* _PROBLEM TO WORK ON_
In the following material, identify every line holding the string "Kubernetes" and return it.

* _Stored dataset items_

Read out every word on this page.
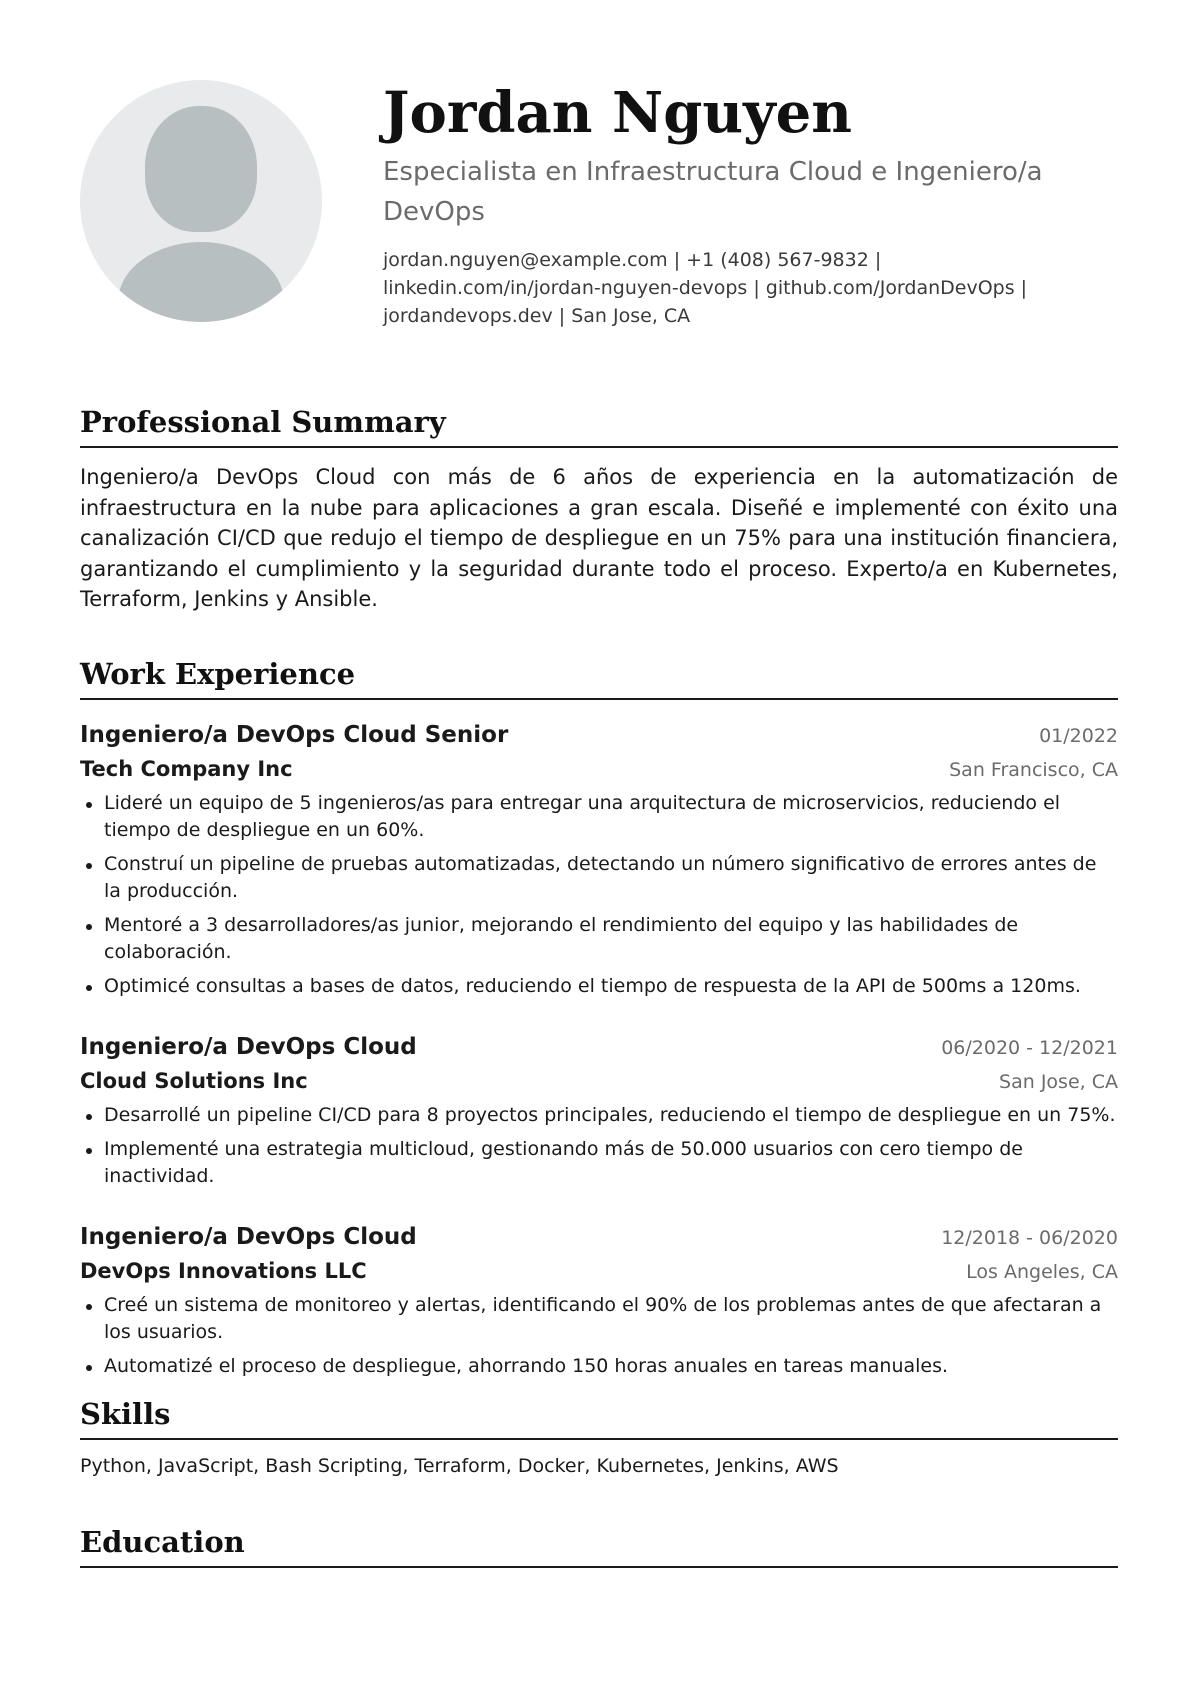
Jordan Nguyen
Especialista en Infraestructura Cloud e Ingeniero/a DevOps
jordan.nguyen@example.com | +1 (408) 567-9832 |
linkedin.com/in/jordan-nguyen-devops | github.com/JordanDevOps |
jordandevops.dev | San Jose, CA
Professional Summary
Ingeniero/a DevOps Cloud con más de 6 años de experiencia en la automatización de infraestructura en la nube para aplicaciones a gran escala. Diseñé e implementé con éxito una canalización CI/CD que redujo el tiempo de despliegue en un 75% para una institución financiera, garantizando el cumplimiento y la seguridad durante todo el proceso. Experto/a en Kubernetes, Terraform, Jenkins y Ansible.
Work Experience
Ingeniero/a DevOps Cloud Senior	01/2022
Tech Company Inc	San Francisco, CA
Lideré un equipo de 5 ingenieros/as para entregar una arquitectura de microservicios, reduciendo el tiempo de despliegue en un 60%.
Construí un pipeline de pruebas automatizadas, detectando un número significativo de errores antes de la producción.
Mentoré a 3 desarrolladores/as junior, mejorando el rendimiento del equipo y las habilidades de colaboración.
Optimicé consultas a bases de datos, reduciendo el tiempo de respuesta de la API de 500ms a 120ms.
Ingeniero/a DevOps Cloud	06/2020 - 12/2021
Cloud Solutions Inc	San Jose, CA
Desarrollé un pipeline CI/CD para 8 proyectos principales, reduciendo el tiempo de despliegue en un 75%.
Implementé una estrategia multicloud, gestionando más de 50.000 usuarios con cero tiempo de inactividad.
Ingeniero/a DevOps Cloud	12/2018 - 06/2020
DevOps Innovations LLC	Los Angeles, CA
Creé un sistema de monitoreo y alertas, identificando el 90% de los problemas antes de que afectaran a los usuarios.
Automatizé el proceso de despliegue, ahorrando 150 horas anuales en tareas manuales.
Skills
Python, JavaScript, Bash Scripting, Terraform, Docker, Kubernetes, Jenkins, AWS
Education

* _EXERCISE RESULT_
Ingeniero/a DevOps Cloud con más de 6 años de experiencia en la automatización de infraestructura en la nube para aplicaciones a gran escala. Diseñé e implementé con éxito una canalización CI/CD que redujo el tiempo de despliegue en un 75% para una institución financiera, garantizando el cumplimiento y la seguridad durante todo el proceso. Experto/a en Kubernetes, Terraform, Jenkins y Ansible.
Python, JavaScript, Bash Scripting, Terraform, Docker, Kubernetes, Jenkins, AWS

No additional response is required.